Description of the task:
From the entries below, copy every line where the string "JSON" appears.

****

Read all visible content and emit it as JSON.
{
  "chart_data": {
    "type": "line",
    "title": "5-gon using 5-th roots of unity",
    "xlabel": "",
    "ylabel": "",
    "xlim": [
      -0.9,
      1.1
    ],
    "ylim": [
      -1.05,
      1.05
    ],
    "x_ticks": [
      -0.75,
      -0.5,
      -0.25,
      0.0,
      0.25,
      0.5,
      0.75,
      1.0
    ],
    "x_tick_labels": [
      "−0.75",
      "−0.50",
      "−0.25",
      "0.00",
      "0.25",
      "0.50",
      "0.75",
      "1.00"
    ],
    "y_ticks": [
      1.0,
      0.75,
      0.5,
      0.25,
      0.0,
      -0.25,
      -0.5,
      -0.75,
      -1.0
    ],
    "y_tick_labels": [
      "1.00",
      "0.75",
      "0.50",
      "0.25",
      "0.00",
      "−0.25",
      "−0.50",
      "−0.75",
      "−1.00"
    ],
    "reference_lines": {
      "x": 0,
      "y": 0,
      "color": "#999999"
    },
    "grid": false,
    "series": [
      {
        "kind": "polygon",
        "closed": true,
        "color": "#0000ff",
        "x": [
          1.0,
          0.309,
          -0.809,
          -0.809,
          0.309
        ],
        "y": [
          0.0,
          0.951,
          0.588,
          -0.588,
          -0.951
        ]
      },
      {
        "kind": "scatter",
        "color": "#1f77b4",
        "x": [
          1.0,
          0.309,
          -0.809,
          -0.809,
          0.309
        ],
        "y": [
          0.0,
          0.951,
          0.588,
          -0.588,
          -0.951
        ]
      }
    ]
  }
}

****

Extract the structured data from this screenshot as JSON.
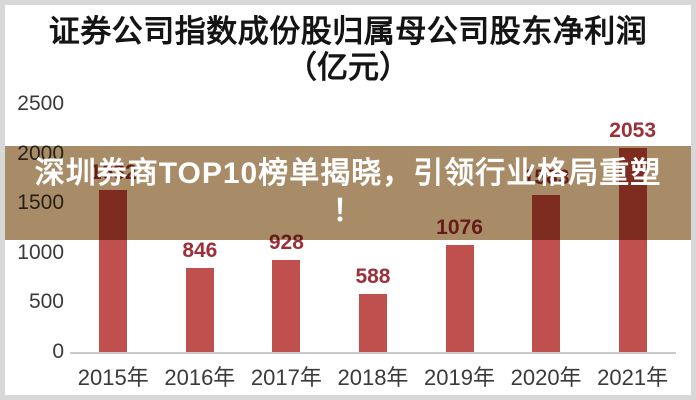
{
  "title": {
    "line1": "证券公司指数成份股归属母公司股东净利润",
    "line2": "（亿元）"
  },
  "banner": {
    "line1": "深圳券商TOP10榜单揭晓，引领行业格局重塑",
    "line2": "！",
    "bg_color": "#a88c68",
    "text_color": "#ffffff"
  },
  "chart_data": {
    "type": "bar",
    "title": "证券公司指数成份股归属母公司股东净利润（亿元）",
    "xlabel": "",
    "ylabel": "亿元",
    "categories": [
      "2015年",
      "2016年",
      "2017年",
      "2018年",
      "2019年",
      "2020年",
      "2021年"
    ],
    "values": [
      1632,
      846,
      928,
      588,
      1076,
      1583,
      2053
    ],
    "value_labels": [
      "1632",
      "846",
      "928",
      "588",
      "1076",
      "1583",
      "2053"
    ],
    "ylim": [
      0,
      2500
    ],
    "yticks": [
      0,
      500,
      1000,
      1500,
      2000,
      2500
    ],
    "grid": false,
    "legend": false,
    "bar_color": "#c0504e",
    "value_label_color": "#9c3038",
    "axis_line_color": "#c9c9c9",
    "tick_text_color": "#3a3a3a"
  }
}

****

Response to this exercise:
Read all visible content and emit it as JSON.
Extract the structured data from this screenshot as JSON.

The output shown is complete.